## DATASET CONTENT:
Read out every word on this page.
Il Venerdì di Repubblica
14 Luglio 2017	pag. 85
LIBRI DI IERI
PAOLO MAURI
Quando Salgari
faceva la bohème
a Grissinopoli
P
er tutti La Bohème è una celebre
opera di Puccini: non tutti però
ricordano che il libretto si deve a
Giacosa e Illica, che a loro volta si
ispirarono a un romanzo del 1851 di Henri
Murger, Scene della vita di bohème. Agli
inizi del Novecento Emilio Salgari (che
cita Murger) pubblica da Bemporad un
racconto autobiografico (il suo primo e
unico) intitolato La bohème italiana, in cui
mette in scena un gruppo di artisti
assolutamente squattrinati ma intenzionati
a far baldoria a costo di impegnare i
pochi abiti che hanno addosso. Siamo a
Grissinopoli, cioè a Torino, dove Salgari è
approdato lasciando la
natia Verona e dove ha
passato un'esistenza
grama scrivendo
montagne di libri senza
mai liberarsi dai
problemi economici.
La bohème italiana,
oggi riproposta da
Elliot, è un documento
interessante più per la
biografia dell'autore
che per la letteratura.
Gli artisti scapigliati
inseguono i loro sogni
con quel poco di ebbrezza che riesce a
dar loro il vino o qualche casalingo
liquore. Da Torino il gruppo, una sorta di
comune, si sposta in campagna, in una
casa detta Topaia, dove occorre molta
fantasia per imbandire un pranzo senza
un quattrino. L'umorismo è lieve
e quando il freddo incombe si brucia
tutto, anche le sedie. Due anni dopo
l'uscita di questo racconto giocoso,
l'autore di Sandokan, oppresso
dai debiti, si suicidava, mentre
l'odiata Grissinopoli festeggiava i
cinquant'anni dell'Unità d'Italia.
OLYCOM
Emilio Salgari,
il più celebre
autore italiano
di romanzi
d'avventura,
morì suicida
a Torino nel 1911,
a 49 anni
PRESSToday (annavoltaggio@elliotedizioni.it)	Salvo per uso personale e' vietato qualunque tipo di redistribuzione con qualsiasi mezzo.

## WHAT IS ASKED:
Repeat the data above exactly.

## WRITTEN SOLUTION:
Read out every word on this page.
Il Venerdì di Repubblica
14 Luglio 2017	pag. 85
LIBRI DI IERI
PAOLO MAURI
Quando Salgari
faceva la bohème
a Grissinopoli
P
er tutti La Bohème è una celebre
opera di Puccini: non tutti però
ricordano che il libretto si deve a
Giacosa e Illica, che a loro volta si
ispirarono a un romanzo del 1851 di Henri
Murger, Scene della vita di bohème. Agli
inizi del Novecento Emilio Salgari (che
cita Murger) pubblica da Bemporad un
racconto autobiografico (il suo primo e
unico) intitolato La bohème italiana, in cui
mette in scena un gruppo di artisti
assolutamente squattrinati ma intenzionati
a far baldoria a costo di impegnare i
pochi abiti che hanno addosso. Siamo a
Grissinopoli, cioè a Torino, dove Salgari è
approdato lasciando la
natia Verona e dove ha
passato un'esistenza
grama scrivendo
montagne di libri senza
mai liberarsi dai
problemi economici.
La bohème italiana,
oggi riproposta da
Elliot, è un documento
interessante più per la
biografia dell'autore
che per la letteratura.
Gli artisti scapigliati
inseguono i loro sogni
con quel poco di ebbrezza che riesce a
dar loro il vino o qualche casalingo
liquore. Da Torino il gruppo, una sorta di
comune, si sposta in campagna, in una
casa detta Topaia, dove occorre molta
fantasia per imbandire un pranzo senza
un quattrino. L'umorismo è lieve
e quando il freddo incombe si brucia
tutto, anche le sedie. Due anni dopo
l'uscita di questo racconto giocoso,
l'autore di Sandokan, oppresso
dai debiti, si suicidava, mentre
l'odiata Grissinopoli festeggiava i
cinquant'anni dell'Unità d'Italia.
OLYCOM
Emilio Salgari,
il più celebre
autore italiano
di romanzi
d'avventura,
morì suicida
a Torino nel 1911,
a 49 anni
PRESSToday (annavoltaggio@elliotedizioni.it)	Salvo per uso personale e' vietato qualunque tipo di redistribuzione con qualsiasi mezzo.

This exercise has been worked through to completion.